Figure record listings:
[BEGIN]
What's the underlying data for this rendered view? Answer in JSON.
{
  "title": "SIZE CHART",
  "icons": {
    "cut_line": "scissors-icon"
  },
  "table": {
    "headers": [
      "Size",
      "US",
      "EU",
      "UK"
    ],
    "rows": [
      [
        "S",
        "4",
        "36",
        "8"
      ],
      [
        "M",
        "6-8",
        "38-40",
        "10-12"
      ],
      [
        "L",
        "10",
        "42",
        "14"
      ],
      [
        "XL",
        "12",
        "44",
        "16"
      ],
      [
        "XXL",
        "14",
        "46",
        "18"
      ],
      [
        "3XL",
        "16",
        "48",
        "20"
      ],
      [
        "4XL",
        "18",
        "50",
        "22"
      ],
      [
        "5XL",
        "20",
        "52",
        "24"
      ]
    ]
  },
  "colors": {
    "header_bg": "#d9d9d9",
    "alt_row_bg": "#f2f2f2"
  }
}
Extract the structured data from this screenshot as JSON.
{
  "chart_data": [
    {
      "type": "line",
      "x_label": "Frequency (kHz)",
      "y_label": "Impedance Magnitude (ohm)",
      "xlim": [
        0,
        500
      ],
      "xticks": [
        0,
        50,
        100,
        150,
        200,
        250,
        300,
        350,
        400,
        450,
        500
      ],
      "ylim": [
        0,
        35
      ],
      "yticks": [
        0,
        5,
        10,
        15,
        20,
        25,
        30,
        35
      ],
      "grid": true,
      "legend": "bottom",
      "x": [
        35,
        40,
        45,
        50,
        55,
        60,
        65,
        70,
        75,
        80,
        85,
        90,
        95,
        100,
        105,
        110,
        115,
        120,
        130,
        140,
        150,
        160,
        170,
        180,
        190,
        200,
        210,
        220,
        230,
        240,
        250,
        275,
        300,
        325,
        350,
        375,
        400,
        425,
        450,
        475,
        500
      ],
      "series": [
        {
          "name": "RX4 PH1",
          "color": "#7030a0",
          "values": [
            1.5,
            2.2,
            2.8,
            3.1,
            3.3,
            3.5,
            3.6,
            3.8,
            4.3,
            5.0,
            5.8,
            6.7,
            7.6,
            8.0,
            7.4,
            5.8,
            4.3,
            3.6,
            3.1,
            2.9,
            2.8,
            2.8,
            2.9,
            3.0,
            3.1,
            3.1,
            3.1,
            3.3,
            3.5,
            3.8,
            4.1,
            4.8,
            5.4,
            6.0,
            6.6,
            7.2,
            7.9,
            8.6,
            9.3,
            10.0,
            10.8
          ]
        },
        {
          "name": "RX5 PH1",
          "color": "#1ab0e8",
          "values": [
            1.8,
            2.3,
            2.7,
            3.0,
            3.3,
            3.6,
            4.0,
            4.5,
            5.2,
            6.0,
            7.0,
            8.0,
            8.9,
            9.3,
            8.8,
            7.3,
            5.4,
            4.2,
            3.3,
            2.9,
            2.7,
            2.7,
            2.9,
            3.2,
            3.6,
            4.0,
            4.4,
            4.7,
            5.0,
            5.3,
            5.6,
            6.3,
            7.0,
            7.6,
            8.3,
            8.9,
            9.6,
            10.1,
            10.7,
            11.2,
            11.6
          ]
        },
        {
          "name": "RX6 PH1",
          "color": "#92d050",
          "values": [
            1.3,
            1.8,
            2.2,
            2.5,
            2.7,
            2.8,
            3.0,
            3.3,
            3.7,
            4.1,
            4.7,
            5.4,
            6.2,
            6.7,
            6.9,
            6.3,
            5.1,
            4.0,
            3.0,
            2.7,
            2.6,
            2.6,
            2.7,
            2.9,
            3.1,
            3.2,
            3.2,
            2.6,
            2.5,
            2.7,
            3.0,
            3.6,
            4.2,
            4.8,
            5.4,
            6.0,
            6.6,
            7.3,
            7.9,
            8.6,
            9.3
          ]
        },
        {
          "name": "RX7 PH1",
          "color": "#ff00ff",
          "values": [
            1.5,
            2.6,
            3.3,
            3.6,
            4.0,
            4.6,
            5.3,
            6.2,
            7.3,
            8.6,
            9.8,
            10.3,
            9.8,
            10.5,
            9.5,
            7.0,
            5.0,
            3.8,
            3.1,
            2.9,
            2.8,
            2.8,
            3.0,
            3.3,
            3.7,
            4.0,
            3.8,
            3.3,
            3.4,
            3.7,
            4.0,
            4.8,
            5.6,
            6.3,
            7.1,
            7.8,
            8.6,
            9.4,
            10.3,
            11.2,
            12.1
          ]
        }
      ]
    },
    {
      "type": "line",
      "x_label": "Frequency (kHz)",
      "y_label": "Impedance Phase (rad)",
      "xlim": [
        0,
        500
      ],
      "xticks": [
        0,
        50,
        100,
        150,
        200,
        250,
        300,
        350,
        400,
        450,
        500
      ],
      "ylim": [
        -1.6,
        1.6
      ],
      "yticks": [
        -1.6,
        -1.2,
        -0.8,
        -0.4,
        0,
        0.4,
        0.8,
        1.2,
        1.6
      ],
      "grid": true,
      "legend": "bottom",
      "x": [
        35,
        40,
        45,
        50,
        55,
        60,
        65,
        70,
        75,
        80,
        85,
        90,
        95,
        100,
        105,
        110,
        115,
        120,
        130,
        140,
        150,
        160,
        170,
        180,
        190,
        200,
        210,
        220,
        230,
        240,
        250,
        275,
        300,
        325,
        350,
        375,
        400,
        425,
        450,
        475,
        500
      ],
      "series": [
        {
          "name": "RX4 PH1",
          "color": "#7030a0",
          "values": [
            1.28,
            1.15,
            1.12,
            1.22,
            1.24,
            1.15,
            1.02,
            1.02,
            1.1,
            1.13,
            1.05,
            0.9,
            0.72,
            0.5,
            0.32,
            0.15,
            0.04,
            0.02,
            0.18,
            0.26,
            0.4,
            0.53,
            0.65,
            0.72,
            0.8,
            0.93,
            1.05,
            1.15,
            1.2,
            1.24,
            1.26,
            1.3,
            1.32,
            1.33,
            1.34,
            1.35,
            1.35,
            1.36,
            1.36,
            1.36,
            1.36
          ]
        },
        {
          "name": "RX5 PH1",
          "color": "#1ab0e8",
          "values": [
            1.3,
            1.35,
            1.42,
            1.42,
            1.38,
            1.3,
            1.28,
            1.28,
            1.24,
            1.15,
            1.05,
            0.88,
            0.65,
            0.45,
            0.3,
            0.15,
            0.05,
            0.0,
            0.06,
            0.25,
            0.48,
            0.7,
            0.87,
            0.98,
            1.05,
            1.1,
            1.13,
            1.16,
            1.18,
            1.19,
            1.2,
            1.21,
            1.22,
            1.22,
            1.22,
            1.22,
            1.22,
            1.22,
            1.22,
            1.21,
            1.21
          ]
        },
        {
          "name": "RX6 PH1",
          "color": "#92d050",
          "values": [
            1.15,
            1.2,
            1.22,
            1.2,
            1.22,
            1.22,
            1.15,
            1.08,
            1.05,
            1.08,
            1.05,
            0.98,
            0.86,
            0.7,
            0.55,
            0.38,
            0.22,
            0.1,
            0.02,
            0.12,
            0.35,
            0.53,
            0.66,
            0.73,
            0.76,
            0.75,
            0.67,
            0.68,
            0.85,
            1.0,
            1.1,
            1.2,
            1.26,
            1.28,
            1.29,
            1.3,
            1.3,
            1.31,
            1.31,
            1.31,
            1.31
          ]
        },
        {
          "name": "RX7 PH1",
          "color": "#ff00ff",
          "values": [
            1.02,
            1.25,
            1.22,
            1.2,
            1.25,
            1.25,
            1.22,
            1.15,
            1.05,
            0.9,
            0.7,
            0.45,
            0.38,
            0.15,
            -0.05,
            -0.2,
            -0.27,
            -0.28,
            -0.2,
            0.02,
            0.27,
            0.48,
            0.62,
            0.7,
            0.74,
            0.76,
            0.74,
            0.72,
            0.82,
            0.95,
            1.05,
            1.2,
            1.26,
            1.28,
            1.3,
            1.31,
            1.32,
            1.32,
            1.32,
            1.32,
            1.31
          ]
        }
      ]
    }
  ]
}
[END]
(Aim of the exercise) Copy each line above that contains the word "JSON".

(Full answer)
What's the underlying data for this rendered view? Answer in JSON.
Extract the structured data from this screenshot as JSON.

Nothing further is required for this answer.